» Things to do:
1. Translate this sentence from the text on Maui's and Hector's dolphins into Spanish: "Dolphins can get entangled in the fine nylon nets and drown."
2. Answer these questions from the text on Maui's and Hector's dolphins:
(a) About how many Maui's dolphins over one year old are estimated to remain?
(b) What is the population estimate for the South coast group of South Island Hector's dolphins?
(c) About what percentage of reported deaths with a known cause is fishing responsible for?
3. Extend the text on Maui's and Hector's dolphins with a further passage that follows on from its final sentence.

[Document extract Boundary: Start]

Skip Navigation LinksHome > Environmental > Maui's and Hector's Dolphins

Maui's and Hector’s dolphins


Hector’s and Maui’s dolphins are among the world’s rarest and smallest dolphins. They are an inshore coastal species with a limited home range. They are found only in New Zealand’s waters.

The Hector’s dolphin species is estimated to number between around 12000 and 19000. It is divided into two sub-species—the Maui’s and South Island Hector’s dolphins.

The Maui’s dolphin sub-species lives around the North Island’s west coast. It is estimated there are only about 55 dolphins over one year old left. The Department of Conservation (DOC) classifies them as “nationally critical”.

The South Island Hector’s dolphin sub-species live in three geographically distinct groups around the South Island. The most recent estimate for the East coast population is somewhere between 6000 and 13000 individuals. The West coast population is estimated to reach 5388 dolphins while the South coast population estimate is 630 individuals. DOC classifies them as “nationally endangered”.

Hector’s and Maui’s dolphins live for only around 20 years and breed slowly. Females don’t have their first calf until they are about seven or eight years old, and have a new calf only every two to four years. This means the species may be threatened by even occasional deaths caused by human activity.

Fishing is the greatest known human threat to Hector’s and Maui’s dolphins—responsible for about 75 per cent of reported deaths with a known cause. Set nets are the main fishing threat. Dolphins can get entangled in the fine nylon nets and drown. However, there have also been reports of dolphin captures in trawl nets.

[Document extract Boundary: End]
[Extracted information Boundary: Start]

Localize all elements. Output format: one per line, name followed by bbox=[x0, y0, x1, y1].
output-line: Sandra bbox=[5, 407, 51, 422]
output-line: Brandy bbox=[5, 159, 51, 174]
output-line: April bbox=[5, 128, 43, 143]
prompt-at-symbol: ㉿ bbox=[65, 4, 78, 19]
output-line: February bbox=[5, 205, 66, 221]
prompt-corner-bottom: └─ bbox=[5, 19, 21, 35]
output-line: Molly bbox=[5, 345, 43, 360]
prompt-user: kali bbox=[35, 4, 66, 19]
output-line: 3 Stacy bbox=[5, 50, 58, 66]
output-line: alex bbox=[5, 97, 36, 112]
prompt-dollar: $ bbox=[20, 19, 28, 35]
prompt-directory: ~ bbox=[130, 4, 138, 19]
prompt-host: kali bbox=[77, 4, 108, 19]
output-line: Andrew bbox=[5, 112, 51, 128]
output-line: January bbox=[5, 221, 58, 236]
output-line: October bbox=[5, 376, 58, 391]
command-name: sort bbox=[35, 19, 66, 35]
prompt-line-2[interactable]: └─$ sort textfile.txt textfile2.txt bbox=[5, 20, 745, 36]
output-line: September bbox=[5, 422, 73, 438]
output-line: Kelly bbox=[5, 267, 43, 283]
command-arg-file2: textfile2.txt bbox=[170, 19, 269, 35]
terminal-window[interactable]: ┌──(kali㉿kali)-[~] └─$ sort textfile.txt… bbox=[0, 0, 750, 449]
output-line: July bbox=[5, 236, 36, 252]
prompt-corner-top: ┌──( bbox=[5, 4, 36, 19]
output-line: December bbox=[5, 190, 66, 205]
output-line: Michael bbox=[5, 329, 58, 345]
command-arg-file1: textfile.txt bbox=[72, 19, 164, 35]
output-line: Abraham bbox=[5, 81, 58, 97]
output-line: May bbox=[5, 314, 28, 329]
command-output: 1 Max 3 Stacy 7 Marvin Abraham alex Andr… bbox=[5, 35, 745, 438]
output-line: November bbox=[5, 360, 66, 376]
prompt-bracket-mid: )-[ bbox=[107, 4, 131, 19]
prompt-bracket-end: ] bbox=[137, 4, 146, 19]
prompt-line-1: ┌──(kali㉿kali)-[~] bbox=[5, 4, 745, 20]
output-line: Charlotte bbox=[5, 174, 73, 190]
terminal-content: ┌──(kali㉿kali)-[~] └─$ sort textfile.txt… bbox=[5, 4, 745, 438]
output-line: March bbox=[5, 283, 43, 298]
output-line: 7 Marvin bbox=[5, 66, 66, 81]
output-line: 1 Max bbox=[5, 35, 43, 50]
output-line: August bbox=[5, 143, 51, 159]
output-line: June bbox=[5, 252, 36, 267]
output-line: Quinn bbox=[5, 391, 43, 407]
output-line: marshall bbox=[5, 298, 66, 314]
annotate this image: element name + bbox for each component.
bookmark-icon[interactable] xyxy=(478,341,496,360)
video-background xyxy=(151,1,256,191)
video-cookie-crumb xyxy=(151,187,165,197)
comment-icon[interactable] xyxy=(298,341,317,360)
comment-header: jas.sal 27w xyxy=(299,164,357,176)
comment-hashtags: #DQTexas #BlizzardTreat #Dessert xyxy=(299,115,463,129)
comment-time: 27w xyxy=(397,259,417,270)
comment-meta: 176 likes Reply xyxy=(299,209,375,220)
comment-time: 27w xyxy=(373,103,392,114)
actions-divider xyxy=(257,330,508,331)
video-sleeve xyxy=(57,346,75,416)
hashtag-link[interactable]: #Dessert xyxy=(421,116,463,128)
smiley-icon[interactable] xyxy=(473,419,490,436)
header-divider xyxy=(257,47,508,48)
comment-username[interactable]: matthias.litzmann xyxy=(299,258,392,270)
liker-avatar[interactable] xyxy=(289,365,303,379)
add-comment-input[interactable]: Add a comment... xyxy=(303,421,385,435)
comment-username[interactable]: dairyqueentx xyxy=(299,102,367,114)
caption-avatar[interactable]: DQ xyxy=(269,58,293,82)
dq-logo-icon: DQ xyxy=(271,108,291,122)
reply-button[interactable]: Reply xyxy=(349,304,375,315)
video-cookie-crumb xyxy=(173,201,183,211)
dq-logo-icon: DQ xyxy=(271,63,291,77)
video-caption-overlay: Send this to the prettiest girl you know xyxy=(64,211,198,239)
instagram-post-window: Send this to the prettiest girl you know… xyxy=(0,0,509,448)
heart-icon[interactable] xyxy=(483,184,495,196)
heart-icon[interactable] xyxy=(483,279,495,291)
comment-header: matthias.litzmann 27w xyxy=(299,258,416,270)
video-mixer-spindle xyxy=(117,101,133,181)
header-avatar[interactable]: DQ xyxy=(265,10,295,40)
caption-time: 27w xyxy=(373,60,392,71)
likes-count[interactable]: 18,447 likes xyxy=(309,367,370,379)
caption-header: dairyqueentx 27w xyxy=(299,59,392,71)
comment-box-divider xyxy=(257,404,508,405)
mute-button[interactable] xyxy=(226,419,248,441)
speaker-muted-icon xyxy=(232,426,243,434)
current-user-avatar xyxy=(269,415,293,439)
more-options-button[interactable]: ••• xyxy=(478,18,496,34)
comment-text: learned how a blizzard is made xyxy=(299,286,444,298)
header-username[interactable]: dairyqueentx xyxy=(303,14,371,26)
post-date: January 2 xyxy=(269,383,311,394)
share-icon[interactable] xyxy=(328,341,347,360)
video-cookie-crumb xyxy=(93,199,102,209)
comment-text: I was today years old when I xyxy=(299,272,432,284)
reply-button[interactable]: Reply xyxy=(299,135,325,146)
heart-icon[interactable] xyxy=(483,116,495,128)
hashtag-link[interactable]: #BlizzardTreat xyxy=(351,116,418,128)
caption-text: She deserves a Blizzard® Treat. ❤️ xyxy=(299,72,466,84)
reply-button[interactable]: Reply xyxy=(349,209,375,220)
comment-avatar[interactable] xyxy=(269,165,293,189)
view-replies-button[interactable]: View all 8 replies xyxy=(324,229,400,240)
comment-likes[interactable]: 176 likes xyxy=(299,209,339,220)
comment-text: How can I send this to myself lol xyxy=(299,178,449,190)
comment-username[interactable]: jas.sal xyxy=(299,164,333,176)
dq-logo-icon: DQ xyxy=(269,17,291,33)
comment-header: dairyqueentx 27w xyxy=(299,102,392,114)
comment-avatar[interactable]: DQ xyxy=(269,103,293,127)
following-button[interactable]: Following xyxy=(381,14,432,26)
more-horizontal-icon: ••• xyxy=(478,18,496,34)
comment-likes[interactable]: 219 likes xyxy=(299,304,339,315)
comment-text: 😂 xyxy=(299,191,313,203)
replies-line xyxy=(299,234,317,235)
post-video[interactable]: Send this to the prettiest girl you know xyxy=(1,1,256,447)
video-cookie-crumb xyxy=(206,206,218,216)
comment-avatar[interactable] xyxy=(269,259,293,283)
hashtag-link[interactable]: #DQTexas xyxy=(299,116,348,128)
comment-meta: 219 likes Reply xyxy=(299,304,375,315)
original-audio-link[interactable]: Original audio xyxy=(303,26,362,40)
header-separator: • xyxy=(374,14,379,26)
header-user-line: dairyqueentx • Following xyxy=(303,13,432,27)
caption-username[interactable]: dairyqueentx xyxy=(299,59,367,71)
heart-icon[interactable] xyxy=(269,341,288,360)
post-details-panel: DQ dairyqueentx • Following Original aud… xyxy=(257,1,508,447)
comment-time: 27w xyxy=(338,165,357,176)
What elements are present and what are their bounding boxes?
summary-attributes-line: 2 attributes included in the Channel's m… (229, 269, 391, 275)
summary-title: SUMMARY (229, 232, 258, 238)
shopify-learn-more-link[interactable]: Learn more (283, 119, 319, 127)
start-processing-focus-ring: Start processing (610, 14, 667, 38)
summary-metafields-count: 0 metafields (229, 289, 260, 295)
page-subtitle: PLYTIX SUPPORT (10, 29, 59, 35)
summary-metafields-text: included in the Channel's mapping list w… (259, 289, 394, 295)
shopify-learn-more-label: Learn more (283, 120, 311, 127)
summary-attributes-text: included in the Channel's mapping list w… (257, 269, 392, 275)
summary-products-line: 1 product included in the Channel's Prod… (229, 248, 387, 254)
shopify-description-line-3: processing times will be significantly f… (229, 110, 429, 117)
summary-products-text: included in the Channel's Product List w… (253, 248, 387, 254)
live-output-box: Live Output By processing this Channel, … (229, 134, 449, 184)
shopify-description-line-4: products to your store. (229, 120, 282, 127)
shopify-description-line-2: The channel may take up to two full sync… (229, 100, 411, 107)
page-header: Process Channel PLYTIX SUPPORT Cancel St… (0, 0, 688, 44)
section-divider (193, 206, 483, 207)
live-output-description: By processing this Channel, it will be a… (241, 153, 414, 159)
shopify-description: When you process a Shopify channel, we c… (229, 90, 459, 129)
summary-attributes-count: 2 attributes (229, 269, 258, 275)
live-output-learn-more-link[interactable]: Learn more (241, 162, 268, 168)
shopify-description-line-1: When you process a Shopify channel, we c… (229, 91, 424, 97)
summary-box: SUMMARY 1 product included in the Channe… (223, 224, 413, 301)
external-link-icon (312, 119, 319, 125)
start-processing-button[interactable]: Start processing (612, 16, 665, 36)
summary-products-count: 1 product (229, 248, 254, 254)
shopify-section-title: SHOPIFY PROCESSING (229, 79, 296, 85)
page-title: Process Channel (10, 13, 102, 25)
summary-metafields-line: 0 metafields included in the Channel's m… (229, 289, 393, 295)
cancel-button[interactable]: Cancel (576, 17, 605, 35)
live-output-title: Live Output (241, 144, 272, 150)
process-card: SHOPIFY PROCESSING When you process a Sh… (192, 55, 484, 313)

[Extracted information Boundary: End]

» Expected responses:
1. Los delfines pueden quedar enredados en las finas redes de nailon y ahogarse.

2.
(a) About 55.
(b) 630 individuals.
(c) About 75 per cent.

3.
Other human threats include marine tourism, vessel traffic, mining, construction, coastal development pollution, sedimentation, oil spills, plastic bags, marine farming and climate change. 


A range of restrictions on commercial and recreational fishing are currently in place to manage fishing-related mortality of Hector’s and Maui’s dolphins. An overview of the management can be found here:

Management of Hector's and Maui's Dolphins Fact Sheet PDF | 124kb


Public and government concern over the effect of human-induced mortality on Hector’s and Maui’s dolphins led to the development of a Threat Management Plan (TMP) that MFish and DOC released for public consultation in August 2007. (Note: MFish ceased to exist in July 2011, and MPI now has responsibilities for fishing legislation.)

The TMP:

  • examined all known threats to the dolphins, including fishing, boat strike, noise, pollution, mining, climate, and tourism (experts on dolphins and people from all interest groups were involved in the development of the draft TMP)
  • outlined strategies to reduce human-induced threats – including fishing threats.

This link – Threat Management Plan – takes you to the series of consultation and advice documents that led to the government’s decision to introduce new fishing prohibitions and restrictions to protect Hector’s and Maui’s dolphins in 2008. This link also provides access to the regulations for the prohibitions and restrictions which were put in place at the time.

In 2012/2013, a review of the Maui’s dolphin portion of the TMP was conducted. All the relevant documents can be found on the Review of the Maui’s dolphin portion of the TMP page.

The Department of Conservation manages non-fishing threats to the Hector’s and Maui’s dolphins. Go to the Department of Conservation website for more information.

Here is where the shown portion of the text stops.